[Excerpts from a figure dataset]
Start

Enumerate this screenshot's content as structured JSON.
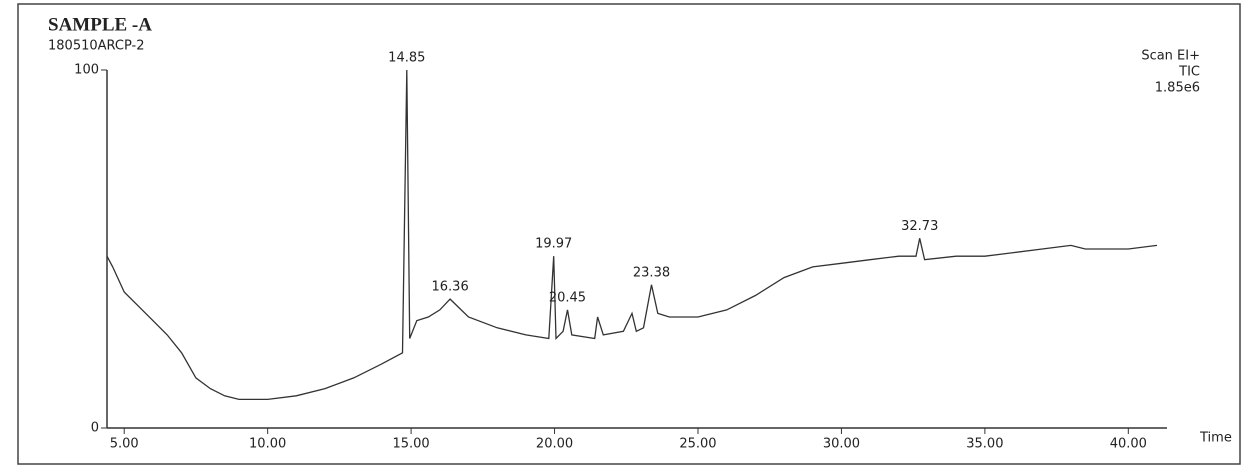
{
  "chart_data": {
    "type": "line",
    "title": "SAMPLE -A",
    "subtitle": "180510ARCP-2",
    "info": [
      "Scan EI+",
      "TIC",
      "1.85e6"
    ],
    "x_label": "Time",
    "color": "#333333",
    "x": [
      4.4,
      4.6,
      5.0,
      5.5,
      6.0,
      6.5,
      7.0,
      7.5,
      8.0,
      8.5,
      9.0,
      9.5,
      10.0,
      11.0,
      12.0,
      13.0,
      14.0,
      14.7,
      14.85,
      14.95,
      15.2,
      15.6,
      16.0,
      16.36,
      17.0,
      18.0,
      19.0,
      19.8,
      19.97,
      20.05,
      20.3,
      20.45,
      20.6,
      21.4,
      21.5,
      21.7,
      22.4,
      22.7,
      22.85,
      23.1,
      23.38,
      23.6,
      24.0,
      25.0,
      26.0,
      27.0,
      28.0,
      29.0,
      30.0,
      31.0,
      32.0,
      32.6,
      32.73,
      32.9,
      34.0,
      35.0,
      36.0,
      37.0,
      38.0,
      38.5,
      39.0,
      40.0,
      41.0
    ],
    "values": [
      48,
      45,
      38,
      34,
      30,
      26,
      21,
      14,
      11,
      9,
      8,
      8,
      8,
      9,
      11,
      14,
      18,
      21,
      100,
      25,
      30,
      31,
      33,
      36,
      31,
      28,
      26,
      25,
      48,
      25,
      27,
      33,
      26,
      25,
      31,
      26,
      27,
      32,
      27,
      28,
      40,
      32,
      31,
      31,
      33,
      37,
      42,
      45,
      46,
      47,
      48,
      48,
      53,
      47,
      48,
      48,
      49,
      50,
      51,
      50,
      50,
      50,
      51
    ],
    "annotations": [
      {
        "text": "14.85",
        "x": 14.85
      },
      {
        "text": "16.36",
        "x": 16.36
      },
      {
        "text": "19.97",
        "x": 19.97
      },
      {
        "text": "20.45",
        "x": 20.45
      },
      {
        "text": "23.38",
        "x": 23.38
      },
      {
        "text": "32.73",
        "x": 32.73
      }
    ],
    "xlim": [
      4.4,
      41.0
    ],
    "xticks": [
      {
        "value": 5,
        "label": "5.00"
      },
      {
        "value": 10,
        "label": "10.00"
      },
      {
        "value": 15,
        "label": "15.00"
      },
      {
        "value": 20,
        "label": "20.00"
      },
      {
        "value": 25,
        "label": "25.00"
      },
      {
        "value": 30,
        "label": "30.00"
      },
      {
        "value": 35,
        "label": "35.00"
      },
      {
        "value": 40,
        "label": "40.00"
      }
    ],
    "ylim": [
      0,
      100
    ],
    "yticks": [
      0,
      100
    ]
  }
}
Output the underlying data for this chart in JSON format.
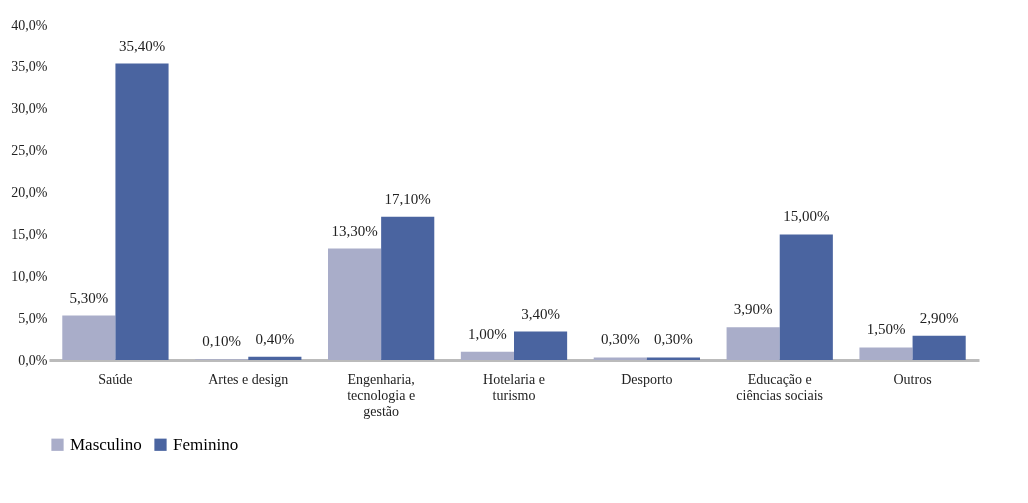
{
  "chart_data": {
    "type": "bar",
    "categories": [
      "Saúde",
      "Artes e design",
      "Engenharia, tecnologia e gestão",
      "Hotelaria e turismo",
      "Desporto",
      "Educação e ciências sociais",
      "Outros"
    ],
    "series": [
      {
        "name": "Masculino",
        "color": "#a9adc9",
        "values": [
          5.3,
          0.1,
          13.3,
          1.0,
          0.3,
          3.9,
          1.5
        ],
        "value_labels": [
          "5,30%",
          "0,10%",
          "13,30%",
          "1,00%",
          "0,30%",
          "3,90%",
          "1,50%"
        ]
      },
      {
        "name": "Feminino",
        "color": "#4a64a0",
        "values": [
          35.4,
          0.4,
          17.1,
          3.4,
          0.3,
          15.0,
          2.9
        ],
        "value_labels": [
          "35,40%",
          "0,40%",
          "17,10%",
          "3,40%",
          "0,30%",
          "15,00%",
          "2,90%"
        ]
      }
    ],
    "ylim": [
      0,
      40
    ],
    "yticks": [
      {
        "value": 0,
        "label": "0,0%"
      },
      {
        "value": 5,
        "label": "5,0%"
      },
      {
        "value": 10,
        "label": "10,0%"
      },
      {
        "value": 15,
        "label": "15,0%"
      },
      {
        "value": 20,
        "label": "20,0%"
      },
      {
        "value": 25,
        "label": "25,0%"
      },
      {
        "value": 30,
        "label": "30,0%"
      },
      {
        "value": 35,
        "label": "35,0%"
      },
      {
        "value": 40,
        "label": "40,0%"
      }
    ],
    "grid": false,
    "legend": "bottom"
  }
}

End

▶ _THE REQUEST_: Retype each line of the listing above word for word. Exclude the pictures.

▶ _FULL SOLUTION_:
Enumerate this screenshot's content as structured JSON.
{
  "chart_data": {
    "type": "line",
    "title": "SAMPLE -A",
    "subtitle": "180510ARCP-2",
    "info": [
      "Scan EI+",
      "TIC",
      "1.85e6"
    ],
    "x_label": "Time",
    "color": "#333333",
    "x": [
      4.4,
      4.6,
      5.0,
      5.5,
      6.0,
      6.5,
      7.0,
      7.5,
      8.0,
      8.5,
      9.0,
      9.5,
      10.0,
      11.0,
      12.0,
      13.0,
      14.0,
      14.7,
      14.85,
      14.95,
      15.2,
      15.6,
      16.0,
      16.36,
      17.0,
      18.0,
      19.0,
      19.8,
      19.97,
      20.05,
      20.3,
      20.45,
      20.6,
      21.4,
      21.5,
      21.7,
      22.4,
      22.7,
      22.85,
      23.1,
      23.38,
      23.6,
      24.0,
      25.0,
      26.0,
      27.0,
      28.0,
      29.0,
      30.0,
      31.0,
      32.0,
      32.6,
      32.73,
      32.9,
      34.0,
      35.0,
      36.0,
      37.0,
      38.0,
      38.5,
      39.0,
      40.0,
      41.0
    ],
    "values": [
      48,
      45,
      38,
      34,
      30,
      26,
      21,
      14,
      11,
      9,
      8,
      8,
      8,
      9,
      11,
      14,
      18,
      21,
      100,
      25,
      30,
      31,
      33,
      36,
      31,
      28,
      26,
      25,
      48,
      25,
      27,
      33,
      26,
      25,
      31,
      26,
      27,
      32,
      27,
      28,
      40,
      32,
      31,
      31,
      33,
      37,
      42,
      45,
      46,
      47,
      48,
      48,
      53,
      47,
      48,
      48,
      49,
      50,
      51,
      50,
      50,
      50,
      51
    ],
    "annotations": [
      {
        "text": "14.85",
        "x": 14.85
      },
      {
        "text": "16.36",
        "x": 16.36
      },
      {
        "text": "19.97",
        "x": 19.97
      },
      {
        "text": "20.45",
        "x": 20.45
      },
      {
        "text": "23.38",
        "x": 23.38
      },
      {
        "text": "32.73",
        "x": 32.73
      }
    ],
    "xlim": [
      4.4,
      41.0
    ],
    "xticks": [
      {
        "value": 5,
        "label": "5.00"
      },
      {
        "value": 10,
        "label": "10.00"
      },
      {
        "value": 15,
        "label": "15.00"
      },
      {
        "value": 20,
        "label": "20.00"
      },
      {
        "value": 25,
        "label": "25.00"
      },
      {
        "value": 30,
        "label": "30.00"
      },
      {
        "value": 35,
        "label": "35.00"
      },
      {
        "value": 40,
        "label": "40.00"
      }
    ],
    "ylim": [
      0,
      100
    ],
    "yticks": [
      0,
      100
    ]
  }
}
Output the underlying data for this chart in JSON format.
{
  "chart_data": {
    "type": "bar",
    "categories": [
      "Saúde",
      "Artes e design",
      "Engenharia, tecnologia e gestão",
      "Hotelaria e turismo",
      "Desporto",
      "Educação e ciências sociais",
      "Outros"
    ],
    "series": [
      {
        "name": "Masculino",
        "color": "#a9adc9",
        "values": [
          5.3,
          0.1,
          13.3,
          1.0,
          0.3,
          3.9,
          1.5
        ],
        "value_labels": [
          "5,30%",
          "0,10%",
          "13,30%",
          "1,00%",
          "0,30%",
          "3,90%",
          "1,50%"
        ]
      },
      {
        "name": "Feminino",
        "color": "#4a64a0",
        "values": [
          35.4,
          0.4,
          17.1,
          3.4,
          0.3,
          15.0,
          2.9
        ],
        "value_labels": [
          "35,40%",
          "0,40%",
          "17,10%",
          "3,40%",
          "0,30%",
          "15,00%",
          "2,90%"
        ]
      }
    ],
    "ylim": [
      0,
      40
    ],
    "yticks": [
      {
        "value": 0,
        "label": "0,0%"
      },
      {
        "value": 5,
        "label": "5,0%"
      },
      {
        "value": 10,
        "label": "10,0%"
      },
      {
        "value": 15,
        "label": "15,0%"
      },
      {
        "value": 20,
        "label": "20,0%"
      },
      {
        "value": 25,
        "label": "25,0%"
      },
      {
        "value": 30,
        "label": "30,0%"
      },
      {
        "value": 35,
        "label": "35,0%"
      },
      {
        "value": 40,
        "label": "40,0%"
      }
    ],
    "grid": false,
    "legend": "bottom"
  }
}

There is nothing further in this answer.